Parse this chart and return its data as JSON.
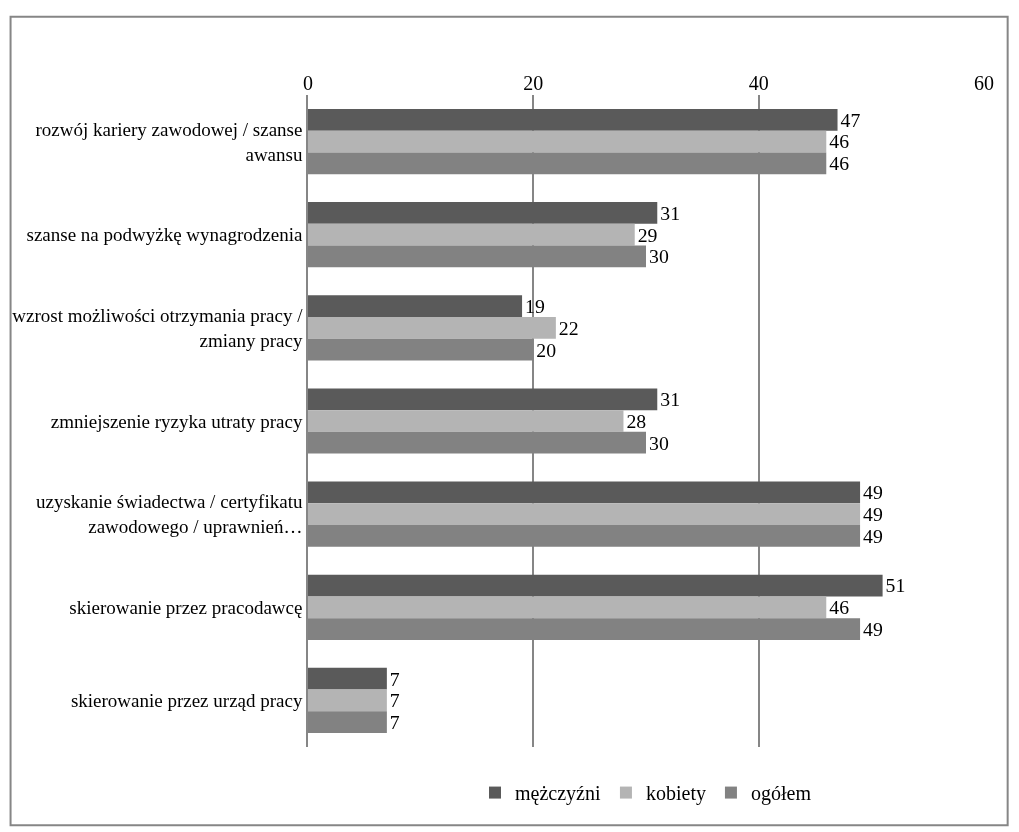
{
  "chart_data": {
    "type": "bar",
    "orientation": "horizontal",
    "categories": [
      "rozwój kariery zawodowej / szanse awansu",
      "szanse na podwyżkę wynagrodzenia",
      "wzrost możliwości otrzymania pracy / zmiany pracy",
      "zmniejszenie ryzyka utraty pracy",
      "uzyskanie świadectwa / certyfikatu zawodowego / uprawnień…",
      "skierowanie przez pracodawcę",
      "skierowanie przez urząd pracy"
    ],
    "series": [
      {
        "name": "mężczyźni",
        "color": "#5a5a5a",
        "values": [
          47,
          31,
          19,
          31,
          49,
          51,
          7
        ]
      },
      {
        "name": "kobiety",
        "color": "#b4b4b4",
        "values": [
          46,
          29,
          22,
          28,
          49,
          46,
          7
        ]
      },
      {
        "name": "ogółem",
        "color": "#828282",
        "values": [
          46,
          30,
          20,
          30,
          49,
          49,
          7
        ]
      }
    ],
    "xlim": [
      0,
      60
    ],
    "xticks": [
      0,
      20,
      40,
      60
    ],
    "grid": "x",
    "legend": "bottom",
    "data_labels": true
  }
}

+++

Aim of the task ::
In the records above, find each line with the word "color" and copy it.

Response ::
        "color": "#5a5a5a",
        "color": "#b4b4b4",
        "color": "#828282",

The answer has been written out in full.